* [THE TASK]:
Show all lines of the listing that hold the word "average".

* [DATASET CONTENT]:
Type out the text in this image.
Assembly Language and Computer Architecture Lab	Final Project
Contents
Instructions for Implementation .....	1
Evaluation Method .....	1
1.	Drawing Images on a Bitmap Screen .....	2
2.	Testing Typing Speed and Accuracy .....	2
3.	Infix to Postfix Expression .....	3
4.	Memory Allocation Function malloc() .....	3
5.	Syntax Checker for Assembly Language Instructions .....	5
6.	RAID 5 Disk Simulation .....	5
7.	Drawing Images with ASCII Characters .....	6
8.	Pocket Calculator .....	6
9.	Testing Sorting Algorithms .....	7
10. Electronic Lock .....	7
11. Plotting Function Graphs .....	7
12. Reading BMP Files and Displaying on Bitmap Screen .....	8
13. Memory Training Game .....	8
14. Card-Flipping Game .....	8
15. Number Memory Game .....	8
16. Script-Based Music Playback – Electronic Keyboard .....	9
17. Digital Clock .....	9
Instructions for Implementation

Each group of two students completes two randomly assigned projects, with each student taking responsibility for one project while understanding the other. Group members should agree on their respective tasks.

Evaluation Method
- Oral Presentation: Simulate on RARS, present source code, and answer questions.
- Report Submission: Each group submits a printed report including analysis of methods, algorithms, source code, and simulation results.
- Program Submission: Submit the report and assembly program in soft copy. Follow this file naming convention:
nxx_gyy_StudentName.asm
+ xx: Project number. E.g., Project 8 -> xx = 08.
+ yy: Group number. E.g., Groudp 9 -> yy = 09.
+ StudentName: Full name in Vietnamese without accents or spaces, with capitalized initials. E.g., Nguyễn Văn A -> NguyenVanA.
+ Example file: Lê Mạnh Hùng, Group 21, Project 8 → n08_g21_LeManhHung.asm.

--

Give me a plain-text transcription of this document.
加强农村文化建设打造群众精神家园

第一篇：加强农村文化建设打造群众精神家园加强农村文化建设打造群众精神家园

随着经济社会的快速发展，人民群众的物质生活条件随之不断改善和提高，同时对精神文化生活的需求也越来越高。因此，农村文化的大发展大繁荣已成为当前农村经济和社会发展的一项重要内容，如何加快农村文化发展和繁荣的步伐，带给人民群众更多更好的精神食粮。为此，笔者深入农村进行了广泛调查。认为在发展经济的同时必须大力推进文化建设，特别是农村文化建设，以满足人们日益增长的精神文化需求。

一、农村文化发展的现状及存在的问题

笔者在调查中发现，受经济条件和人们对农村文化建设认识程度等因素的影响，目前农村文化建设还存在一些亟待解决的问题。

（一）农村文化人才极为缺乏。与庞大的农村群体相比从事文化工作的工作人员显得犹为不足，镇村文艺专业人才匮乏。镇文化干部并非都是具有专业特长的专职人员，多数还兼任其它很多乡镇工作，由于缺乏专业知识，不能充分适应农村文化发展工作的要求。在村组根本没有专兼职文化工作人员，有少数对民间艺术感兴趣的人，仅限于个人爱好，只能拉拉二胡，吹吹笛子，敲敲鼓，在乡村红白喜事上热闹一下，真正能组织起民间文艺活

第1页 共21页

---

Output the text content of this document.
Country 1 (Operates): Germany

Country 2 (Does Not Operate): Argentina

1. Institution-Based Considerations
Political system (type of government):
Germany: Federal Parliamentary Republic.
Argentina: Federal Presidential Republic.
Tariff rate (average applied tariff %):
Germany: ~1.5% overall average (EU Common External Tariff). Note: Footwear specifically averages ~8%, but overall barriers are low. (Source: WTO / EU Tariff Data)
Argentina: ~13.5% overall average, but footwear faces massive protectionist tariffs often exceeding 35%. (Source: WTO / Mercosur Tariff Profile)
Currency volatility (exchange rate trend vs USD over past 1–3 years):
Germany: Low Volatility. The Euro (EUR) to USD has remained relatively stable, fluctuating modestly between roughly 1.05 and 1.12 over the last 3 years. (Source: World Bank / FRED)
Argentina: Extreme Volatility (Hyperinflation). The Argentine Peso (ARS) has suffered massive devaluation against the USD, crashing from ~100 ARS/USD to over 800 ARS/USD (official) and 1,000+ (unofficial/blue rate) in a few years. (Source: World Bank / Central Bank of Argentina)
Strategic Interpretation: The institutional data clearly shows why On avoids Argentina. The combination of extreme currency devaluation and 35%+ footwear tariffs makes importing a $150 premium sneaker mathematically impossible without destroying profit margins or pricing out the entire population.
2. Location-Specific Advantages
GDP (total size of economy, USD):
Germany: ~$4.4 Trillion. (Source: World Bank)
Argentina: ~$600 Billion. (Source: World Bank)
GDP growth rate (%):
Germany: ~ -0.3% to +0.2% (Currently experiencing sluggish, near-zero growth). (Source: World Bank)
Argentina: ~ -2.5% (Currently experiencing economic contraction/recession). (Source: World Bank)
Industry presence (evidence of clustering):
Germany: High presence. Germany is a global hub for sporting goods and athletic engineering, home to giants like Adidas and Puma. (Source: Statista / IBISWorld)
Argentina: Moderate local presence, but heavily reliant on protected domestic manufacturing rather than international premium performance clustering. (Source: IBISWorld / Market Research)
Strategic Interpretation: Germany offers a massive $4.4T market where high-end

* [WORKED SOLUTION]:
Tariff rate (average applied tariff %):
Germany: ~1.5% overall average (EU Common External Tariff). Note: Footwear specifically averages ~8%, but overall barriers are low. (Source: WTO / EU Tariff Data)
Argentina: ~13.5% overall average, but footwear faces massive protectionist tariffs often exceeding 35%. (Source: WTO / Mercosur Tariff Profile)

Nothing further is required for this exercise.